### Do this
State how many lines hold the word "saplings", with no other words.

### Provided records
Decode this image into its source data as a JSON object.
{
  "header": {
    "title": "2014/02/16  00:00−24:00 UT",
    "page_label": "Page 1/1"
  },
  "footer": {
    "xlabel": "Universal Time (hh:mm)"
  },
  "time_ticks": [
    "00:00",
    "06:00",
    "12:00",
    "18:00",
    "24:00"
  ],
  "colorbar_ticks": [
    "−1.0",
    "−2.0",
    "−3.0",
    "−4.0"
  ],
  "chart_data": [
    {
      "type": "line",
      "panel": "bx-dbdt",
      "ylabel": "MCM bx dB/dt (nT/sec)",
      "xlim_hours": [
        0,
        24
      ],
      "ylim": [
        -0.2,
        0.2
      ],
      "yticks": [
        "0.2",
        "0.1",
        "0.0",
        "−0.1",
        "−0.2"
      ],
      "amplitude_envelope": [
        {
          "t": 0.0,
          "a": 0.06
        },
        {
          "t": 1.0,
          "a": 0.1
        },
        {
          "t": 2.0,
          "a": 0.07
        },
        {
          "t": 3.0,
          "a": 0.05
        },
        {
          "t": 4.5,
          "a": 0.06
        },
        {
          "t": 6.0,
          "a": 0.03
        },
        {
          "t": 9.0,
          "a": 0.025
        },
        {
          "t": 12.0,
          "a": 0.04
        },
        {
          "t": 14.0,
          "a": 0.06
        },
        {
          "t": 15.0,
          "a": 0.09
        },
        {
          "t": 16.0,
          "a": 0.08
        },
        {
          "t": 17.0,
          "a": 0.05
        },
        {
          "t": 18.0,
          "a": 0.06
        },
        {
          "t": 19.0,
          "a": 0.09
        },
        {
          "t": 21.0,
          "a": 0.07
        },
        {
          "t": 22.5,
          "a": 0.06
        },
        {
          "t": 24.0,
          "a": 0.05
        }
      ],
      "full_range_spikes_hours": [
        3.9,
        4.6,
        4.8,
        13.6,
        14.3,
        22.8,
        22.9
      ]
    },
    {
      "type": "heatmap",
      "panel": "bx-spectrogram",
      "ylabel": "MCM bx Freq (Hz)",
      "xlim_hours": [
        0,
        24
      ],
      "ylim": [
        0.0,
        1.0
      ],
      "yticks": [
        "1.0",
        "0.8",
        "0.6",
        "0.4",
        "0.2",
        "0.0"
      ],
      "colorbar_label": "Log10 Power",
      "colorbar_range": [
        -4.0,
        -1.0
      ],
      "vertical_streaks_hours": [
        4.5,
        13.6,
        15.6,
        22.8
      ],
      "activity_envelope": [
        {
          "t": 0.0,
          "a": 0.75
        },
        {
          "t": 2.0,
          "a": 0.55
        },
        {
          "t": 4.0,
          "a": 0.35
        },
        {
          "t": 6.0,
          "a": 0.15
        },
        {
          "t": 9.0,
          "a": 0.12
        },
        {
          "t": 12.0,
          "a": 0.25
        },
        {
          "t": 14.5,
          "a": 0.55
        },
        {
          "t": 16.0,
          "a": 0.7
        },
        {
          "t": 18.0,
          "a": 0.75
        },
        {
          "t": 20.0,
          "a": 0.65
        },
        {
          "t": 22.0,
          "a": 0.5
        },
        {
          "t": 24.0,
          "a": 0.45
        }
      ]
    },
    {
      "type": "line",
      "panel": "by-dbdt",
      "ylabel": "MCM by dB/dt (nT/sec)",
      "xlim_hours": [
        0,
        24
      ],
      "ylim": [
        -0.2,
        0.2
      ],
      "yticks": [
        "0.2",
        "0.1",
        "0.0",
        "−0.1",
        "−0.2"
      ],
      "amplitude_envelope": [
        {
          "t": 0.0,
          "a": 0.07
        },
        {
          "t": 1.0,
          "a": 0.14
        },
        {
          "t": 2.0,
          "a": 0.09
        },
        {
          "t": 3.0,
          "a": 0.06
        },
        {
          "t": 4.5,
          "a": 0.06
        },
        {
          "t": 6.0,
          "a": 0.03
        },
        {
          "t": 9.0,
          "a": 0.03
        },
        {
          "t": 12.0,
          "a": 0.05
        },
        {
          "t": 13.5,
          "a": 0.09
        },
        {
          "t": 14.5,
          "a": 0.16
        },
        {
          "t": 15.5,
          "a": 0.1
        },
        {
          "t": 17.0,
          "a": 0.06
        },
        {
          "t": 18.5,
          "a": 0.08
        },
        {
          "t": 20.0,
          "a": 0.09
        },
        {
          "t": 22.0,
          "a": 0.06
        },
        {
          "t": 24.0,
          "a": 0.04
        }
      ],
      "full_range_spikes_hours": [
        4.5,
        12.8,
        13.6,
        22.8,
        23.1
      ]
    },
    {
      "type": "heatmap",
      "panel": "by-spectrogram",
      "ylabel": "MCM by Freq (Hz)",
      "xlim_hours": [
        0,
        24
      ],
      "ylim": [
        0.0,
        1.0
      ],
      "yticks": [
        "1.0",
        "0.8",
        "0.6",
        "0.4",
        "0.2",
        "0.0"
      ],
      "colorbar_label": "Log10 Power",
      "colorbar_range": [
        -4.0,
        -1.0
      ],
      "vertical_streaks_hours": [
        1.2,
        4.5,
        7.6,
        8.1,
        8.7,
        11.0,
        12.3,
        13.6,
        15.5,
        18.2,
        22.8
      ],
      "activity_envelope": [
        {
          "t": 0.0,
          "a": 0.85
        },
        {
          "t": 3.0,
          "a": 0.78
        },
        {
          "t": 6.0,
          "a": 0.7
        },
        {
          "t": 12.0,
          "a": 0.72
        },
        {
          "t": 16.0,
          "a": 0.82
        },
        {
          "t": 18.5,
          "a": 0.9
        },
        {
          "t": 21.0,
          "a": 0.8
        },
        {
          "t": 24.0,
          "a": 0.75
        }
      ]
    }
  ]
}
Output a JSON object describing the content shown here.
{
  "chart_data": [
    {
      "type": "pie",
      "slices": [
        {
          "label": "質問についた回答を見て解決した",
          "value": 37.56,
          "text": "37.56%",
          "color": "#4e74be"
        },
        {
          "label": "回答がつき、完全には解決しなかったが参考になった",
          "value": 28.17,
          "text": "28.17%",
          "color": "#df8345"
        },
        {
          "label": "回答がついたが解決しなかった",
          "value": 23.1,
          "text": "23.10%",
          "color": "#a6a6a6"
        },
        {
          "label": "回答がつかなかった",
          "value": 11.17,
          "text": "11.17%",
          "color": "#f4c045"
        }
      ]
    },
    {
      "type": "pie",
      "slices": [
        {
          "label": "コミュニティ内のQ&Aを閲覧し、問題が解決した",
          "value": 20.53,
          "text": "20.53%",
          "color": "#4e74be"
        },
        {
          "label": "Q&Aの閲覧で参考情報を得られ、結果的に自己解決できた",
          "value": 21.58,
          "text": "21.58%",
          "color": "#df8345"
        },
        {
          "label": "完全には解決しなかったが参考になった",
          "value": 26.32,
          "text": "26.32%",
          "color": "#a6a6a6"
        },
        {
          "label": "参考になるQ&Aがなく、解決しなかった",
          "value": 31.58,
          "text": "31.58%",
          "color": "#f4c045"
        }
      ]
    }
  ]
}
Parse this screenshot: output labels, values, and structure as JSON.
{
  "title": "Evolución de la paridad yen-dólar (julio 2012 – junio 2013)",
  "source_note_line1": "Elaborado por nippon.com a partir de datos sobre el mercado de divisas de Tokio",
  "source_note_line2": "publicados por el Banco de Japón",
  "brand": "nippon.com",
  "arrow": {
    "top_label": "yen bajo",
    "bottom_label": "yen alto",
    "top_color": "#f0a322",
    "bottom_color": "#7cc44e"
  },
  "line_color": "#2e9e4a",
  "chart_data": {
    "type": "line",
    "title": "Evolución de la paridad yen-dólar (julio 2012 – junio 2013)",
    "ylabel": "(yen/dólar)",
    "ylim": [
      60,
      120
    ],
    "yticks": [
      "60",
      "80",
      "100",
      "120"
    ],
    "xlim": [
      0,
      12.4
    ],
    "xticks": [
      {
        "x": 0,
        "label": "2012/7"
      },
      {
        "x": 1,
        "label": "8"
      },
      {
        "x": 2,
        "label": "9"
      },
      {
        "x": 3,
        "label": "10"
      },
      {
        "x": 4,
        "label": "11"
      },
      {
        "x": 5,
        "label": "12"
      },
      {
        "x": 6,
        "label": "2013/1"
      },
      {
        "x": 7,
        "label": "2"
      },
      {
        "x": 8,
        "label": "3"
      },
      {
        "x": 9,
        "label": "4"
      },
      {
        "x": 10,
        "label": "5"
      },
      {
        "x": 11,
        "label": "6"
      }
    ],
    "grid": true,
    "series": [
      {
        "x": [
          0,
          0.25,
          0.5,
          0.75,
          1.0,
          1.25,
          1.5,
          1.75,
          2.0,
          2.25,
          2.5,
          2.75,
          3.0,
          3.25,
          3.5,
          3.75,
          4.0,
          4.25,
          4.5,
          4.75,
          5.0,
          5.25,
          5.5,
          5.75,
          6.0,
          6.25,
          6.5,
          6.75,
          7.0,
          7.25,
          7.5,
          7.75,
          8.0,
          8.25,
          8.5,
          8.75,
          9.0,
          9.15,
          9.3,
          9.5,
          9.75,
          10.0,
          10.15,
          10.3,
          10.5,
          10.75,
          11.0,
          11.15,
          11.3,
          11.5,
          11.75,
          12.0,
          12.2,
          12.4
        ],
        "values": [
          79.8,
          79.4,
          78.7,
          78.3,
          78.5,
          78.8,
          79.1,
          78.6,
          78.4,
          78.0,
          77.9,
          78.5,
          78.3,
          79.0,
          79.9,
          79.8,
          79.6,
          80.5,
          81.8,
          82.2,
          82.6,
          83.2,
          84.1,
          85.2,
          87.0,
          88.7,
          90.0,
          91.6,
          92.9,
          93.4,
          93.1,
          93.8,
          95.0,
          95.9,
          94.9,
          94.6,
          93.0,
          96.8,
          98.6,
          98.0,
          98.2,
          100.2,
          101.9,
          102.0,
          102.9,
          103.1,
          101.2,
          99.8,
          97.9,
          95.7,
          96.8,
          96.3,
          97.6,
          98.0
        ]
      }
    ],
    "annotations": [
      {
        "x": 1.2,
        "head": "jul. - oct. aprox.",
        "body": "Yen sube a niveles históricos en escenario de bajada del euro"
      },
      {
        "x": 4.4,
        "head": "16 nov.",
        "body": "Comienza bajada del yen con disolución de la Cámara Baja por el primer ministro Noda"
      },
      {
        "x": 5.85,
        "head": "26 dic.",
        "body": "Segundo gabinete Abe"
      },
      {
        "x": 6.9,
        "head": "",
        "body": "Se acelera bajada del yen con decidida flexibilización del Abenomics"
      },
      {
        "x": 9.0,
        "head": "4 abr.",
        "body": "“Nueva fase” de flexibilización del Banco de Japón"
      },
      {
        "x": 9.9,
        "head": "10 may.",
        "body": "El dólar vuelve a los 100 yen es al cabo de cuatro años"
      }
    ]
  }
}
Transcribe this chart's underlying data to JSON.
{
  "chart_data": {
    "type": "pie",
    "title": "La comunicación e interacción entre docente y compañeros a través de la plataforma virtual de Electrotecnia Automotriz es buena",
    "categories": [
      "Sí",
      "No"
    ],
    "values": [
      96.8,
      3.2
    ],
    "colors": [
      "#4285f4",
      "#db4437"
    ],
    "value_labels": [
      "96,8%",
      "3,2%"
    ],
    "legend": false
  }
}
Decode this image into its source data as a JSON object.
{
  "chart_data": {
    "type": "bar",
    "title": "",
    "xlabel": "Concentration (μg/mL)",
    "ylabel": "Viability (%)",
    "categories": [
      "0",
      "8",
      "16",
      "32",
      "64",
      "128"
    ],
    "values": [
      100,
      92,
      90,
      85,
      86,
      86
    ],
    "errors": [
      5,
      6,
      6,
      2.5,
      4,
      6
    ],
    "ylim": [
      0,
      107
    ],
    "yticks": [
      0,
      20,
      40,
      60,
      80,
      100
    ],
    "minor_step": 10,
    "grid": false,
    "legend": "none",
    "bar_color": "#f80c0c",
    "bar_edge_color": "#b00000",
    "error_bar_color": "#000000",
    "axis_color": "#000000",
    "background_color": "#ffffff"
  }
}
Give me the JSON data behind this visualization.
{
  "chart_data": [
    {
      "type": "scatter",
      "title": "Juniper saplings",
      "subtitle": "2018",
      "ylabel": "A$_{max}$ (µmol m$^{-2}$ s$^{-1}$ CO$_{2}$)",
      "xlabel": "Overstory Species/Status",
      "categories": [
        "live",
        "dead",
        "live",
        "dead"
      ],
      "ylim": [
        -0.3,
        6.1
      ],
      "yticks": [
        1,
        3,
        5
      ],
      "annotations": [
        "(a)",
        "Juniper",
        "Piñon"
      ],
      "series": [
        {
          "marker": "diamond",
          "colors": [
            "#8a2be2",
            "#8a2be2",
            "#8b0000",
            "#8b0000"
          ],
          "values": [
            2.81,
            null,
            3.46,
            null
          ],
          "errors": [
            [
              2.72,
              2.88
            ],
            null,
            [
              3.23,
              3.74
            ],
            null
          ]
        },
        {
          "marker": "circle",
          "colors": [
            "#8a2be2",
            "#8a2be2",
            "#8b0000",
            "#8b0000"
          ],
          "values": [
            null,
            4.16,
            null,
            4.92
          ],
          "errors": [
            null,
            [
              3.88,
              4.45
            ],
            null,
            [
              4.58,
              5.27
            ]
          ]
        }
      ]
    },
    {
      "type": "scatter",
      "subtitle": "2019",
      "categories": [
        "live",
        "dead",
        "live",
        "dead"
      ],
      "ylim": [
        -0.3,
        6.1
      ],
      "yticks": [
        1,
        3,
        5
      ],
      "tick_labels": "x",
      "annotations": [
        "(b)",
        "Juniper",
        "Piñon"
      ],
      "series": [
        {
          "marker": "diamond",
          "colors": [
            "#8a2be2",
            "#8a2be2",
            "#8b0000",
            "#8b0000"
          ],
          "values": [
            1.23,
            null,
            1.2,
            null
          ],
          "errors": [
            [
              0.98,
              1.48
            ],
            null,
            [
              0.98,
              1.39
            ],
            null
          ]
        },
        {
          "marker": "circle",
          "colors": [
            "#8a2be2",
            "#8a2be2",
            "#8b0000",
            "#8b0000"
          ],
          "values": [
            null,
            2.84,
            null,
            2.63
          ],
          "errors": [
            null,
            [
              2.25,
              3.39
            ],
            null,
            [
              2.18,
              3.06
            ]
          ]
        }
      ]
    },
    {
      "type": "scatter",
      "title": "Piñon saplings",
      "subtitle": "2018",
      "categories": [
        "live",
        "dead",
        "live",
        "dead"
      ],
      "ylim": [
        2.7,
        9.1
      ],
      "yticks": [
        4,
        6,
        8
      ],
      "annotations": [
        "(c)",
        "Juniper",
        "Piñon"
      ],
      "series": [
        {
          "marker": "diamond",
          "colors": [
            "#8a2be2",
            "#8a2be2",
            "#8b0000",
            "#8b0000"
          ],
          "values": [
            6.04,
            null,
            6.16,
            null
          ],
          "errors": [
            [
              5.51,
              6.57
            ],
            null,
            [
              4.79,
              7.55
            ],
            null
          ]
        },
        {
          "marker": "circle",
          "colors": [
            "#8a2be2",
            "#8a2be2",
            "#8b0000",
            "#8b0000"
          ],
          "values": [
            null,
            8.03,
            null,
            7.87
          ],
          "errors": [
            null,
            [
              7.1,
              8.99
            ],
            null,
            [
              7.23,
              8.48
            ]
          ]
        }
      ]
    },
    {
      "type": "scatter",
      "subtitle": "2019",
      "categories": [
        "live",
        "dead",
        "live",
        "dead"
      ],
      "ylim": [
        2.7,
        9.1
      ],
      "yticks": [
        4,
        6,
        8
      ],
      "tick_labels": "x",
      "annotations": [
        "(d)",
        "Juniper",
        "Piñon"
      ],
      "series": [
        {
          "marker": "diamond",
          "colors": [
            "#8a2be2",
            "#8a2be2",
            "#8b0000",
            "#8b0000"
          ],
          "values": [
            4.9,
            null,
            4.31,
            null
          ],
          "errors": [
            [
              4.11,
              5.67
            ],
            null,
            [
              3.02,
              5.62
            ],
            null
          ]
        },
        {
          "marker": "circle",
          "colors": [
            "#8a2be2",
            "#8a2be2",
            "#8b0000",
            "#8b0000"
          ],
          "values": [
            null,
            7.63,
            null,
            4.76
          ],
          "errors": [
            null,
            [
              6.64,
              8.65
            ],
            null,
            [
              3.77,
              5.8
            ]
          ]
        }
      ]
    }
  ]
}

### Task result
2